**Short problem**
Read the lines below. Copy out any that hold the string "JSON".

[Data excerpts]
BEGIN
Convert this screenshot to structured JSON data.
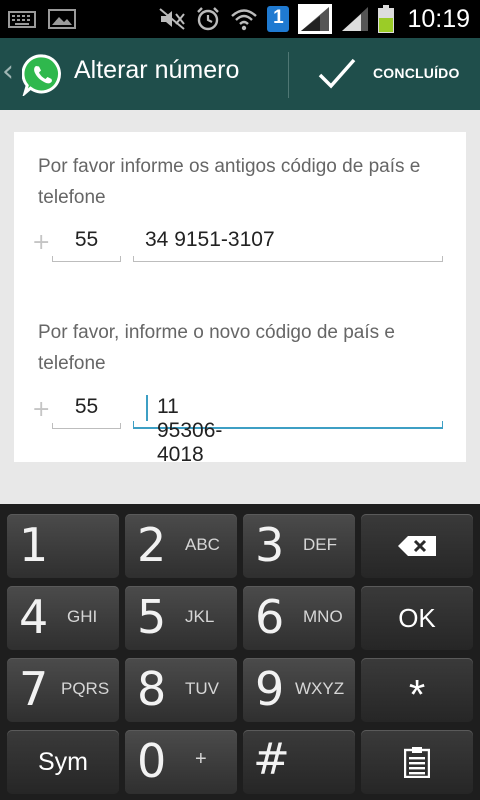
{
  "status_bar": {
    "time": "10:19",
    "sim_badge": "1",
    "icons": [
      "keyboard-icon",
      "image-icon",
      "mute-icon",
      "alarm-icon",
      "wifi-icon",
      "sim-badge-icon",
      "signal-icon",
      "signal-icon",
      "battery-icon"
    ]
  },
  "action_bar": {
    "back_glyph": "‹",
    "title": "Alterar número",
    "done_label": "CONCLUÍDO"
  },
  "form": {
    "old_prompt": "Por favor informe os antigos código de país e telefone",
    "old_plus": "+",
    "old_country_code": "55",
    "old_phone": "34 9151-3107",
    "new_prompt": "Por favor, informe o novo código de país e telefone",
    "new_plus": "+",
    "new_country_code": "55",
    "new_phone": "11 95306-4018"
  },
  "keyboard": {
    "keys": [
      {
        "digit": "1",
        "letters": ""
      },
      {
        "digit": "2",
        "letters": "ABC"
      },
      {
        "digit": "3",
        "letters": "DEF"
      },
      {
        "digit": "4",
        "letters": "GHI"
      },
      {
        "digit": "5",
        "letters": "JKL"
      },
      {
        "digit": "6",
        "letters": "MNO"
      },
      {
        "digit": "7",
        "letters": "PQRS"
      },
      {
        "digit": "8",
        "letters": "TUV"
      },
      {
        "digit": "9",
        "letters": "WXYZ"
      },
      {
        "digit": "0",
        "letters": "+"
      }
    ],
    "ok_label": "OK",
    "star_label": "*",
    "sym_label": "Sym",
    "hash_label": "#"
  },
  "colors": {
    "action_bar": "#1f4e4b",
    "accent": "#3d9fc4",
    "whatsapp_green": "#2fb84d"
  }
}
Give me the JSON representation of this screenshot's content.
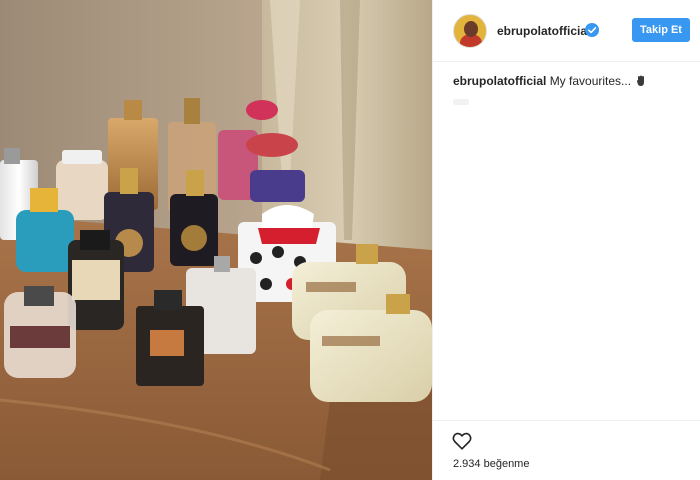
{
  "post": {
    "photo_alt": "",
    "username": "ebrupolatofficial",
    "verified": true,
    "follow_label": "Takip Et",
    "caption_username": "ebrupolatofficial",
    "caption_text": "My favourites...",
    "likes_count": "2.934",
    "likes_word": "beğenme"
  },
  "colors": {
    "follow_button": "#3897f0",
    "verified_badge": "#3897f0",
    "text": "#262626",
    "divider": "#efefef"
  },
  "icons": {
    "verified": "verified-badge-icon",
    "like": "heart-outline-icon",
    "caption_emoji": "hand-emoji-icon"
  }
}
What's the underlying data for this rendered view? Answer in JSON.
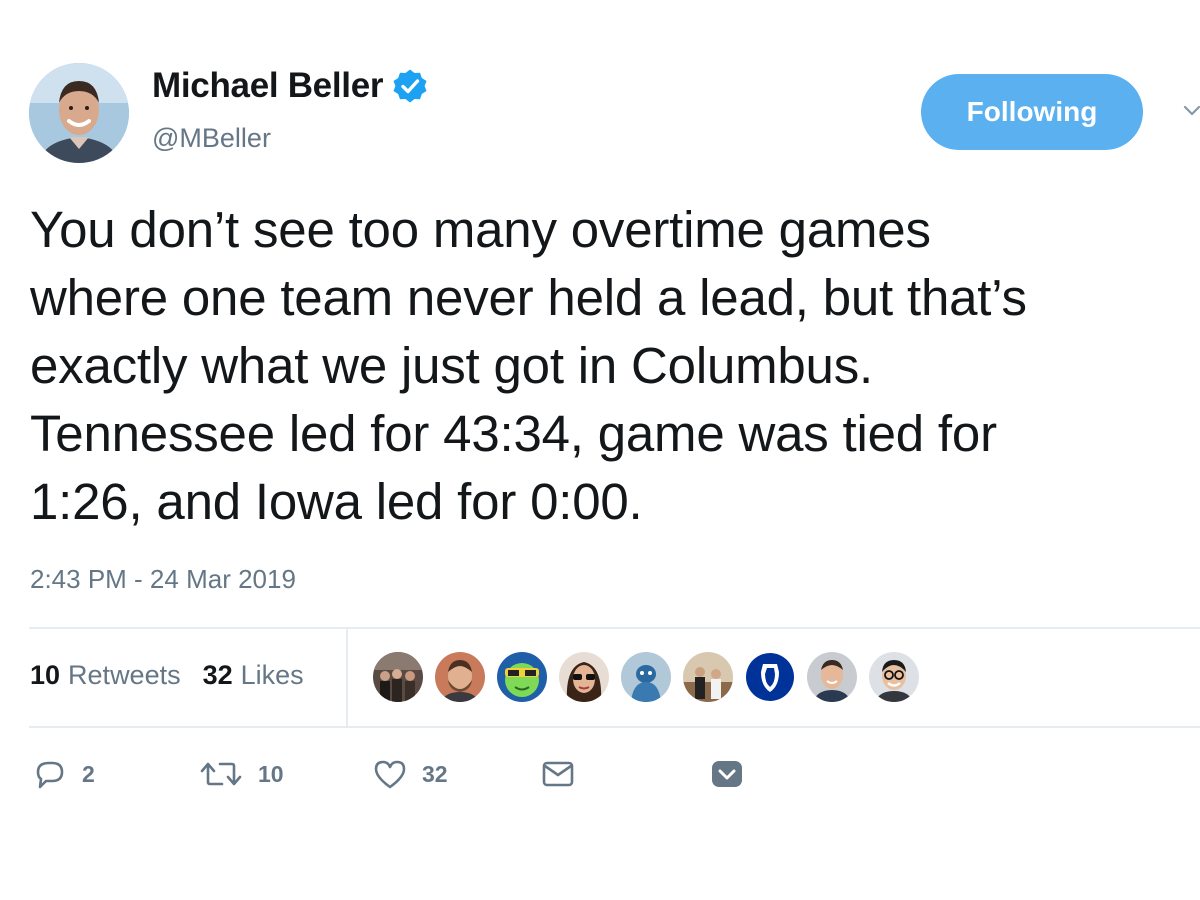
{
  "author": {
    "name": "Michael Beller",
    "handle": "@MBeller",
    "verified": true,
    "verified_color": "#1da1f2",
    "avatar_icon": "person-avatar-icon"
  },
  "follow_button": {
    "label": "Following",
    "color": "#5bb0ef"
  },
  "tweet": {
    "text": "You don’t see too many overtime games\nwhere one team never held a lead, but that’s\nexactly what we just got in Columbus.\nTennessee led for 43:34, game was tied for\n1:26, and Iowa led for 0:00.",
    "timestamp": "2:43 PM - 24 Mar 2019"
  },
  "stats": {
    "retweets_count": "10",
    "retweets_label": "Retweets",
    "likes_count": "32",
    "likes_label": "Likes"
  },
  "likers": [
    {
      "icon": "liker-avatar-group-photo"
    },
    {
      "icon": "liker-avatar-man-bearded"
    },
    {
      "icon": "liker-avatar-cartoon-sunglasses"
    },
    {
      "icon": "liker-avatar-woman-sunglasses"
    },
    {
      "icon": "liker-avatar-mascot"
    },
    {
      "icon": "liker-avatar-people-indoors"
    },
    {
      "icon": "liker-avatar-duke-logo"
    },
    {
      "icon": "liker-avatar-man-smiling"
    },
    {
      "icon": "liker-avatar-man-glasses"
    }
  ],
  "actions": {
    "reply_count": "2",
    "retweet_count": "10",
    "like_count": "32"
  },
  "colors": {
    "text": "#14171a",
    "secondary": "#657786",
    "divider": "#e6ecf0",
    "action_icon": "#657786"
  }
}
END
BEGIN
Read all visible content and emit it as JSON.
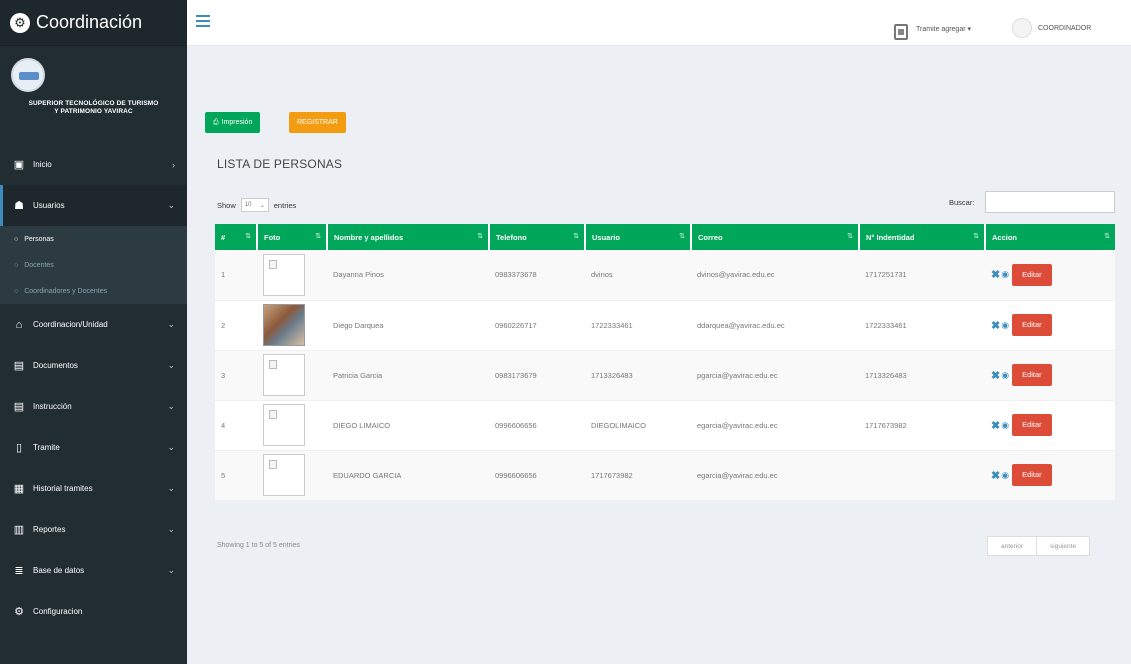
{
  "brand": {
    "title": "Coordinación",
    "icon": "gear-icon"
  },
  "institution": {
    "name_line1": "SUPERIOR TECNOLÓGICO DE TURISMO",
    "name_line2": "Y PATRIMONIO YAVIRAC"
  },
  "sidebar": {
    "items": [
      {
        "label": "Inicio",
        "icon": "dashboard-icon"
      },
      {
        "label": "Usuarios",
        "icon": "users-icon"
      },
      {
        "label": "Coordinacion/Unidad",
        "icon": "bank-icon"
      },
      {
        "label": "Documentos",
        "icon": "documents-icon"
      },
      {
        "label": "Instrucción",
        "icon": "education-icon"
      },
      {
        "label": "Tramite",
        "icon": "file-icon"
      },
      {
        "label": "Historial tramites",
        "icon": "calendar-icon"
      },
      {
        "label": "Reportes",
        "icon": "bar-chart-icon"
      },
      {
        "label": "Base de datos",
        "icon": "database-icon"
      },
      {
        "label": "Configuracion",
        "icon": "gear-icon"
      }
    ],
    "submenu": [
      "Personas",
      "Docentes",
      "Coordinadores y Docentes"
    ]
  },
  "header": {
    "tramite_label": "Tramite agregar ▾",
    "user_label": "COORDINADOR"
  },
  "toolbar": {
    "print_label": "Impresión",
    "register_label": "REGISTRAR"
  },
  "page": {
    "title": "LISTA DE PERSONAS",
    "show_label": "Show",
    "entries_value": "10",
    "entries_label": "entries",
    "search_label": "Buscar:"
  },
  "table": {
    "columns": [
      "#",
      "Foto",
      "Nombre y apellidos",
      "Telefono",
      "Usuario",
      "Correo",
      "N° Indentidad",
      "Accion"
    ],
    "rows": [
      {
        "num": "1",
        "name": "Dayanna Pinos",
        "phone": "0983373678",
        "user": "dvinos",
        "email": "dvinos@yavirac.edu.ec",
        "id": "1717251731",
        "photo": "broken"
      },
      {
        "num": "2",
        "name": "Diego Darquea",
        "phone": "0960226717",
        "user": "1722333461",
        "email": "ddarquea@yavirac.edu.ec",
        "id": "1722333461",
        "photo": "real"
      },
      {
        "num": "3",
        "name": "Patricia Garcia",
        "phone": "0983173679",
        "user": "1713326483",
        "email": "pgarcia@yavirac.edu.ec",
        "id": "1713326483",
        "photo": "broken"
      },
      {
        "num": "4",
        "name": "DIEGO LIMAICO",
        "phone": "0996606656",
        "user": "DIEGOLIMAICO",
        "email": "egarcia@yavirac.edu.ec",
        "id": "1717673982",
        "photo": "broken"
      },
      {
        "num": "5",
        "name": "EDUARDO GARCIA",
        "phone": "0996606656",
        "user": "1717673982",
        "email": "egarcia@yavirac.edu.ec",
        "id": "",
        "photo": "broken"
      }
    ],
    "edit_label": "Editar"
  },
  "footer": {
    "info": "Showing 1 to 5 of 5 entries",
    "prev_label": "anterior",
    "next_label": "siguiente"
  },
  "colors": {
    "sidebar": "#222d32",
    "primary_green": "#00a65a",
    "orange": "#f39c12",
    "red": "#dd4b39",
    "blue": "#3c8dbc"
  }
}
END
**Final result**
Convert this screenshot to structured JSON data.
Give me the JSON representation of this screenshot's content.
What's the underlying data for this rendered view? Answer in JSON.
Read all visible content and emit it as JSON.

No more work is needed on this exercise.